▶ _INSTRUCTIONS FOR THE TASK_
Here is a listing, set out below; repeat its lines from the one with "What does this" to the last, both included, and leave out the pictures.

______________________________

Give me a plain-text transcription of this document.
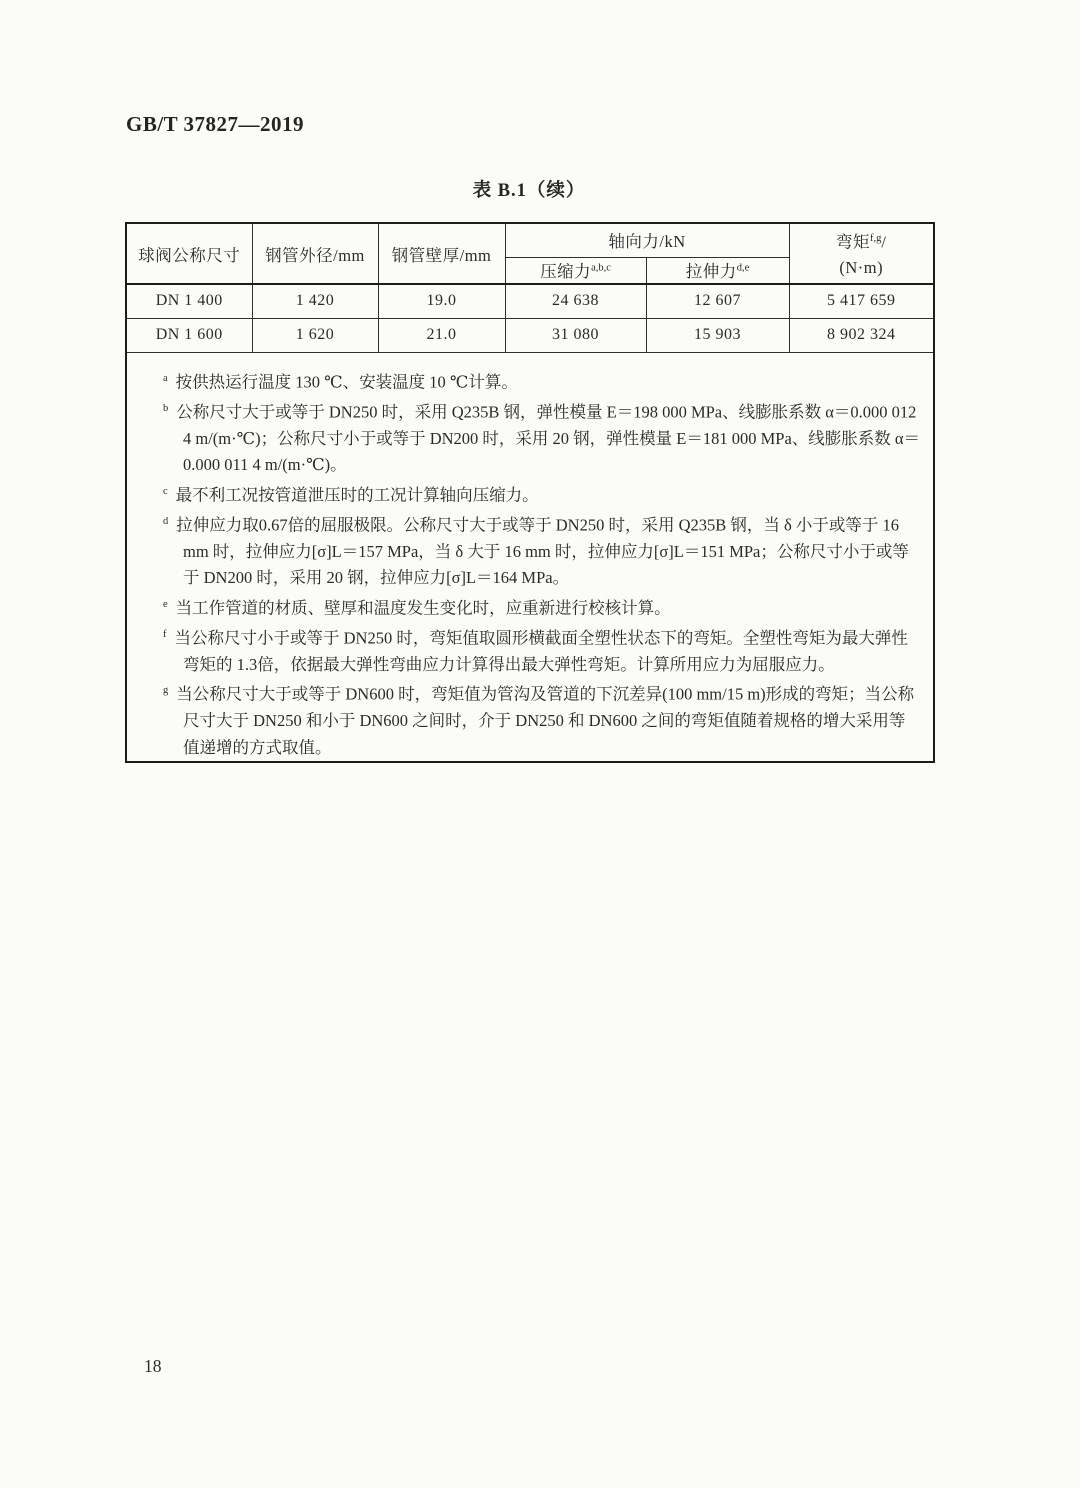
GB/T 37827—2019
表 B.1（续）
球阀公称尺寸	钢管外径/mm	钢管壁厚/mm	轴向力/kN		弯矩$^{f,g}$/
(N·m)

			压缩力$^{a,b,c}$	拉伸力$^{d,e}$
DN 1 400	1 420	19.0	24 638	12 607	5 417 659
DN 1 600	1 620	21.0	31 080	15 903	8 902 324

$^a$ 按供热运行温度 130 ℃、安装温度 10 ℃计算。
$^b$ 公称尺寸大于或等于 DN250 时，采用 Q235B 钢，弹性模量 E＝198 000 MPa、线膨胀系数 α＝0.000 012 4 m/(m·℃)；公称尺寸小于或等于 DN200 时，采用 20 钢，弹性模量 E＝181 000 MPa、线膨胀系数 α＝0.000 011 4 m/(m·℃)。
$^c$ 最不利工况按管道泄压时的工况计算轴向压缩力。
$^d$ 拉伸应力取0.67倍的屈服极限。公称尺寸大于或等于 DN250 时，采用 Q235B 钢，当 δ 小于或等于 16 mm 时，拉伸应力[σ]L＝157 MPa，当 δ 大于 16 mm 时，拉伸应力[σ]L＝151 MPa；公称尺寸小于或等于 DN200 时，采用 20 钢，拉伸应力[σ]L＝164 MPa。
$^e$ 当工作管道的材质、壁厚和温度发生变化时，应重新进行校核计算。
$^f$ 当公称尺寸小于或等于 DN250 时，弯矩值取圆形横截面全塑性状态下的弯矩。全塑性弯矩为最大弹性弯矩的 1.3倍，依据最大弹性弯曲应力计算得出最大弹性弯矩。计算所用应力为屈服应力。
$^g$ 当公称尺寸大于或等于 DN600 时，弯矩值为管沟及管道的下沉差异(100 mm/15 m)形成的弯矩；当公称尺寸大于 DN250 和小于 DN600 之间时，介于 DN250 和 DN600 之间的弯矩值随着规格的增大采用等值递增的方式取值。
18
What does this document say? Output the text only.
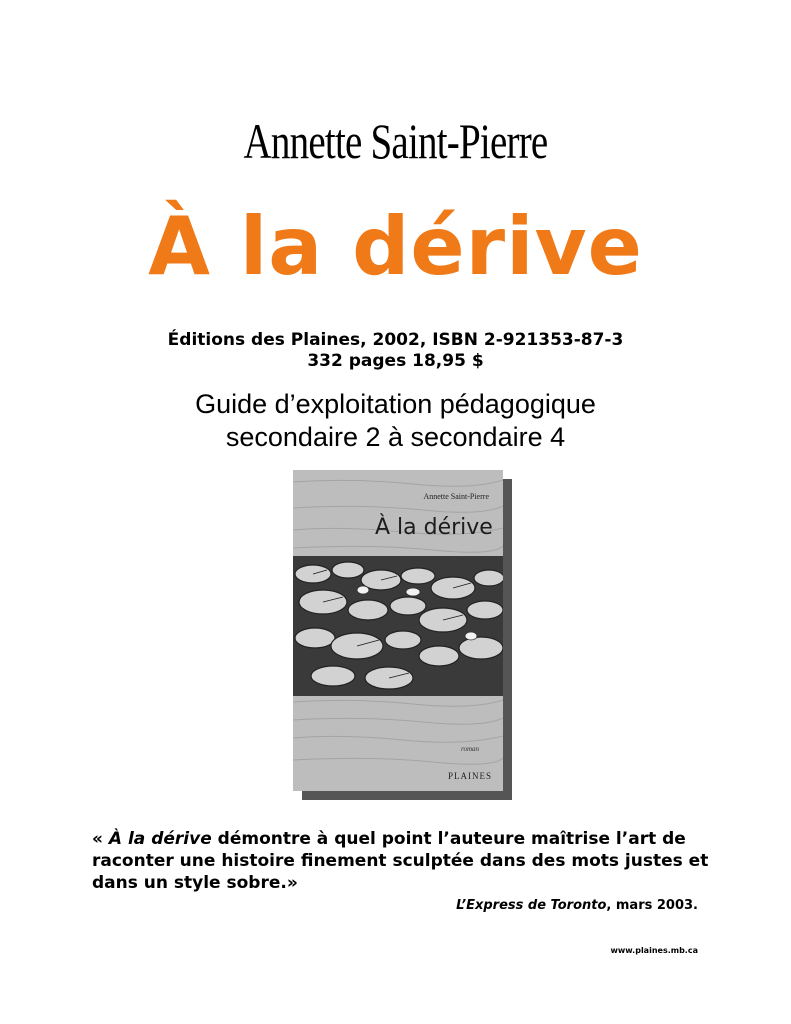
Annette Saint-Pierre
À la dérive
Éditions des Plaines, 2002, ISBN 2-921353-87-3
332 pages 18,95 $
Guide d’exploitation pédagogique
secondaire 2 à secondaire 4
Annette Saint-Pierre
À la dérive
roman
PLAINES
« À la dérive démontre à quel point l’auteure maîtrise l’art de raconter une histoire finement sculptée dans des mots justes et dans un style sobre.»
L’Express de Toronto, mars 2003.
www.plaines.mb.ca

______________________________

▶ _WRITTEN ANSWER_
What does this document say? Output the text only.
Annette Saint-Pierre
À la dérive
Éditions des Plaines, 2002, ISBN 2-921353-87-3
332 pages 18,95 $
Guide d’exploitation pédagogique
secondaire 2 à secondaire 4
Annette Saint-Pierre
À la dérive
roman
PLAINES
« À la dérive démontre à quel point l’auteure maîtrise l’art de raconter une histoire finement sculptée dans des mots justes et dans un style sobre.»
L’Express de Toronto, mars 2003.
www.plaines.mb.ca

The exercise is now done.